Exercise description: Reproduce the line that contains "Type out the text in this image." and every line after it through the end of the records, exactly, with nothing added.

######

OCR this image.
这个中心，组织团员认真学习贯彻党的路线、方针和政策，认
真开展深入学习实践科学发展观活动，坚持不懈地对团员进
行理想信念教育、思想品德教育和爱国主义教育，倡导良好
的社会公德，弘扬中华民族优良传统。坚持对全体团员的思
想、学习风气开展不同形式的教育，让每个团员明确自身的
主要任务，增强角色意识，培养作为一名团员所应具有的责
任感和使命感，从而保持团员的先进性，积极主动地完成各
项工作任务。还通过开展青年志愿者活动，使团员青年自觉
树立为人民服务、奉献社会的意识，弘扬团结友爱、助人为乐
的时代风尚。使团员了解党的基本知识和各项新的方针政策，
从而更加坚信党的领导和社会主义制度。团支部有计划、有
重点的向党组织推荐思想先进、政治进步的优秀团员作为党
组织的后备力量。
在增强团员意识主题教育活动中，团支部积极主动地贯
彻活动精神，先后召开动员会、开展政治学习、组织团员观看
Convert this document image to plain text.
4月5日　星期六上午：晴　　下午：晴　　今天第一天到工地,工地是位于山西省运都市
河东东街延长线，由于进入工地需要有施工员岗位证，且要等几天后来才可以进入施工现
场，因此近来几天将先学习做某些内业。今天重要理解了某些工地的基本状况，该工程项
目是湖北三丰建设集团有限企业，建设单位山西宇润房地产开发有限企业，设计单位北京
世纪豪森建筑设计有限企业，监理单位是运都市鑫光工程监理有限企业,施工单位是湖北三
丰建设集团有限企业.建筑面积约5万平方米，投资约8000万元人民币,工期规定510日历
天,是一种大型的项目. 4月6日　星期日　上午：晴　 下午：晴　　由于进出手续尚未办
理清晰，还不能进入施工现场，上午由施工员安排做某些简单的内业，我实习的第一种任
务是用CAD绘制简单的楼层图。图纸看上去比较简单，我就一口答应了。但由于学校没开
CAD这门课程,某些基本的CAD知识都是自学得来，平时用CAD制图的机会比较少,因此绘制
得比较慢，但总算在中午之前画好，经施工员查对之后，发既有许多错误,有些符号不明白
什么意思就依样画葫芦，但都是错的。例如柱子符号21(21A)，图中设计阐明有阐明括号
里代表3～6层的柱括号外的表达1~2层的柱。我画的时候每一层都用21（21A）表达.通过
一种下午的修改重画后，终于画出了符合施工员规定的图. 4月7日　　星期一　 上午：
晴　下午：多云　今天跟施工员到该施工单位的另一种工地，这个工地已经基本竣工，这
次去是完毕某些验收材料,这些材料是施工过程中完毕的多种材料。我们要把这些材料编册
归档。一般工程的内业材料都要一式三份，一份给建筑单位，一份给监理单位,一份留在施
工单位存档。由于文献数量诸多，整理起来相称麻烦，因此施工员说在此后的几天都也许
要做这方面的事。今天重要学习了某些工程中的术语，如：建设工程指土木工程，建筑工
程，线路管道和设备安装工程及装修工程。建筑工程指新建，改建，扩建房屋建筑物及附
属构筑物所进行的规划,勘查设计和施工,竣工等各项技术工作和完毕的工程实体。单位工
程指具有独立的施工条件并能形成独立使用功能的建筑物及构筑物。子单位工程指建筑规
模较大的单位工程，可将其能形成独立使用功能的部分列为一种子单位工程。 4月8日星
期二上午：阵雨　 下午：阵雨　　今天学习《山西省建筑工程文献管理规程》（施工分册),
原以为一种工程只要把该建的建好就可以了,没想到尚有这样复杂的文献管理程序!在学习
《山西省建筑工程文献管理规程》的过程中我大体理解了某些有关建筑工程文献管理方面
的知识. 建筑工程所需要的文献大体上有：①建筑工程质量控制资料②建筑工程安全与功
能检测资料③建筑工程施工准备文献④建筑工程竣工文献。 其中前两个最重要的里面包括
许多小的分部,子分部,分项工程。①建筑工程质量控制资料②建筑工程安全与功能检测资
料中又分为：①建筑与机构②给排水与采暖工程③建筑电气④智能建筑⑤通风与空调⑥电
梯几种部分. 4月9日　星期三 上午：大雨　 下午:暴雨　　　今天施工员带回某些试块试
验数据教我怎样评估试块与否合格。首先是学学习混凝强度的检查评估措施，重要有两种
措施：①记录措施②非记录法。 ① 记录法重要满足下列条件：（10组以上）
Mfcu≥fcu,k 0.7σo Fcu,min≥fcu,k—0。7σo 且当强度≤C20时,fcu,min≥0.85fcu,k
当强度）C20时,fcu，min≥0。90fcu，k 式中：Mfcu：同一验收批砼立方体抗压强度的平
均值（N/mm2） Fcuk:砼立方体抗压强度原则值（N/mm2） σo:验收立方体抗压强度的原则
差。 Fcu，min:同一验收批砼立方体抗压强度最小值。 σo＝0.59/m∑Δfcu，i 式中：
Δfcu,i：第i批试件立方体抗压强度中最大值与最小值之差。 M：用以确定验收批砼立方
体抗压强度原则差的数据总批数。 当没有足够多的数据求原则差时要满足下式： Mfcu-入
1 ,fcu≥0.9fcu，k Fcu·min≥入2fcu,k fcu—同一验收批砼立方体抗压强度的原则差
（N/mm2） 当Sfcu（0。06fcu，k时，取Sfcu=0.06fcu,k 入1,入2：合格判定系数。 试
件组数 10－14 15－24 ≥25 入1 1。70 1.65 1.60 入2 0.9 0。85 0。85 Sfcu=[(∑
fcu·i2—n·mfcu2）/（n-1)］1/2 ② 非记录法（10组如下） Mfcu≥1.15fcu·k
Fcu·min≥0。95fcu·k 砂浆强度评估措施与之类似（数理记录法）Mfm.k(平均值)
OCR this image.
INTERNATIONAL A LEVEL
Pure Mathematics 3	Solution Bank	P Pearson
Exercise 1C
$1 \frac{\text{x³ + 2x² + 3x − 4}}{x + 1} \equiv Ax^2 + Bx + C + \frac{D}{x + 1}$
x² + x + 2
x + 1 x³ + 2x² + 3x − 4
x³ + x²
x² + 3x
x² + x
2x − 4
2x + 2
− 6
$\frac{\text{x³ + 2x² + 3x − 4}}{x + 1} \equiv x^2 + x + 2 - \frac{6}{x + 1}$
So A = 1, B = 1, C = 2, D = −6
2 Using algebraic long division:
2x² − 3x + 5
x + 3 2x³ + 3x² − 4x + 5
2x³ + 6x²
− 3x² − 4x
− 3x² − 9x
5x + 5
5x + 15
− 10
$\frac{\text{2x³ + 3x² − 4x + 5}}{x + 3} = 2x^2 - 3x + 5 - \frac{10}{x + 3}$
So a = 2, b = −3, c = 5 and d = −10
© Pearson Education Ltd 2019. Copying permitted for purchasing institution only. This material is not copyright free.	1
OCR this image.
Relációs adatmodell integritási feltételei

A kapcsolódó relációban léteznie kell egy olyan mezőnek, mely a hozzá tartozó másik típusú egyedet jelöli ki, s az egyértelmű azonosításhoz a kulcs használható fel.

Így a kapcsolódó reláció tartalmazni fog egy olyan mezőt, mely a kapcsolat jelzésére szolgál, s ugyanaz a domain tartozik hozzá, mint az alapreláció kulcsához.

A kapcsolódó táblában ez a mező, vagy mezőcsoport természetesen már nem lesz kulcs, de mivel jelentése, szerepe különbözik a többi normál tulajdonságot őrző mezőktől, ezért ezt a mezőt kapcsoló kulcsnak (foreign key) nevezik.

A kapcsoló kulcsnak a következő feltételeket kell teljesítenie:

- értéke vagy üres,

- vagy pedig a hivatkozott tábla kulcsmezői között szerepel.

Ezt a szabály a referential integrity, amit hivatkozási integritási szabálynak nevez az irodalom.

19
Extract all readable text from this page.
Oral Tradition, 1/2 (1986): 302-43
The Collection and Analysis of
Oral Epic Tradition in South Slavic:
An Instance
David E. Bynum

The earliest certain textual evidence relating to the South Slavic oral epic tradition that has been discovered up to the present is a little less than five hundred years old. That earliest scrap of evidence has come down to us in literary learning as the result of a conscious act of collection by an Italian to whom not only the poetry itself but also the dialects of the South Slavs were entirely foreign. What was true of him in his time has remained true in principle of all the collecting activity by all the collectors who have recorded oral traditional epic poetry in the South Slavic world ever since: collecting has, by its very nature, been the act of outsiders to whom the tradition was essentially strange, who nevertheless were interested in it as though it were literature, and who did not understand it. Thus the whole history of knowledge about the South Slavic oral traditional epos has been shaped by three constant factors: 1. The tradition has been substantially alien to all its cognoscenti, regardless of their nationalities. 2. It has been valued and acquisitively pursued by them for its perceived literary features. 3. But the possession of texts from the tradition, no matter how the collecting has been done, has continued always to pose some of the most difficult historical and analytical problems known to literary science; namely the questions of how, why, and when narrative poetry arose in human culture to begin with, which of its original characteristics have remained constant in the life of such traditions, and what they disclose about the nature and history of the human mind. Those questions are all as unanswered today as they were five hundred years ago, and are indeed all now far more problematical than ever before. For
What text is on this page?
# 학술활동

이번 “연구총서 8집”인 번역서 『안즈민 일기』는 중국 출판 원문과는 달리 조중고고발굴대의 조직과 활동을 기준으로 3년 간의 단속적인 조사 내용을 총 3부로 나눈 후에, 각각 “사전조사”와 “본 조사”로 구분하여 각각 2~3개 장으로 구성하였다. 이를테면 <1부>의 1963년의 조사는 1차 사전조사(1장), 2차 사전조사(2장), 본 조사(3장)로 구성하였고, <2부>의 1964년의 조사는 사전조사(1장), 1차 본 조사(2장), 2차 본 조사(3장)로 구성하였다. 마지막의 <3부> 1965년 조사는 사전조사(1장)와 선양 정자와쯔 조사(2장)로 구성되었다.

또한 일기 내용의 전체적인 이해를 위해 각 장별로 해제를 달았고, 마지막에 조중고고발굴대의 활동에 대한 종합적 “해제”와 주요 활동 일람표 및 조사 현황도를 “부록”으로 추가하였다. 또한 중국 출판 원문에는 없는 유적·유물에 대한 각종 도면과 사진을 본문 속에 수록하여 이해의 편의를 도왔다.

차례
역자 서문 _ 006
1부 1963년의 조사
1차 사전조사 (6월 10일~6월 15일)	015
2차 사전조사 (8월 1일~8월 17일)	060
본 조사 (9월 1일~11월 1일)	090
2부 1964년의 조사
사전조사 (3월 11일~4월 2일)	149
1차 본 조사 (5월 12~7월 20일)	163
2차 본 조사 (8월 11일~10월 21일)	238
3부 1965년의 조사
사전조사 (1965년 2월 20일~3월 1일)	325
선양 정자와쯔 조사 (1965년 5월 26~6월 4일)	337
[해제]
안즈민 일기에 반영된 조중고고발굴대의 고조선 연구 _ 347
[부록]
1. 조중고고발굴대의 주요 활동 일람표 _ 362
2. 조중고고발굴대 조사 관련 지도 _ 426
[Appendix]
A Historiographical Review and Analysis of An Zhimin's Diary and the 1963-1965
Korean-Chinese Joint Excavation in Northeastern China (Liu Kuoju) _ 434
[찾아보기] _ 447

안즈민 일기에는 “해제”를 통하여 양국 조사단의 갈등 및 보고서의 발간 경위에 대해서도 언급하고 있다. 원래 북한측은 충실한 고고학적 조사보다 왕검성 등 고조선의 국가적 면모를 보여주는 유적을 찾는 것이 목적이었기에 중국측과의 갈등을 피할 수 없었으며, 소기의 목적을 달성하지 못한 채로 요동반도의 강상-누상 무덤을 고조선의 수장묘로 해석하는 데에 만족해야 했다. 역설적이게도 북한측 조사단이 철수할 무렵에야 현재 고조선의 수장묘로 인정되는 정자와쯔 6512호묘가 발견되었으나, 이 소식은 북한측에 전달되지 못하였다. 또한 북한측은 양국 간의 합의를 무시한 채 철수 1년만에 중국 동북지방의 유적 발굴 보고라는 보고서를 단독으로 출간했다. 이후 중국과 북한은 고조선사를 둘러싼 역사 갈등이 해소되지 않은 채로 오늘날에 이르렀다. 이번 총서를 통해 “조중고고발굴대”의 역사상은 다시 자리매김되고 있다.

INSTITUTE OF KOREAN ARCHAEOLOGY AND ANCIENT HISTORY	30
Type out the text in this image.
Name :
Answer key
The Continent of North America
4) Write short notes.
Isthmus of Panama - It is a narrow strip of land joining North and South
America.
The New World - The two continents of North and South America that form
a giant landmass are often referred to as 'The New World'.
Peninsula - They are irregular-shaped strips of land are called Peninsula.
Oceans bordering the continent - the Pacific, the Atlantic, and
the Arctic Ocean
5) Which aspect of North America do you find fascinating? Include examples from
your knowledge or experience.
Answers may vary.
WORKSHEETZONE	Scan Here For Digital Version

######

Output for this exercise:
Type out the text in this image.
Name :
Answer key
The Continent of North America
4) Write short notes.
Isthmus of Panama - It is a narrow strip of land joining North and South
America.
The New World - The two continents of North and South America that form
a giant landmass are often referred to as 'The New World'.
Peninsula - They are irregular-shaped strips of land are called Peninsula.
Oceans bordering the continent - the Pacific, the Atlantic, and
the Arctic Ocean
5) Which aspect of North America do you find fascinating? Include examples from
your knowledge or experience.
Answers may vary.
WORKSHEETZONE	Scan Here For Digital Version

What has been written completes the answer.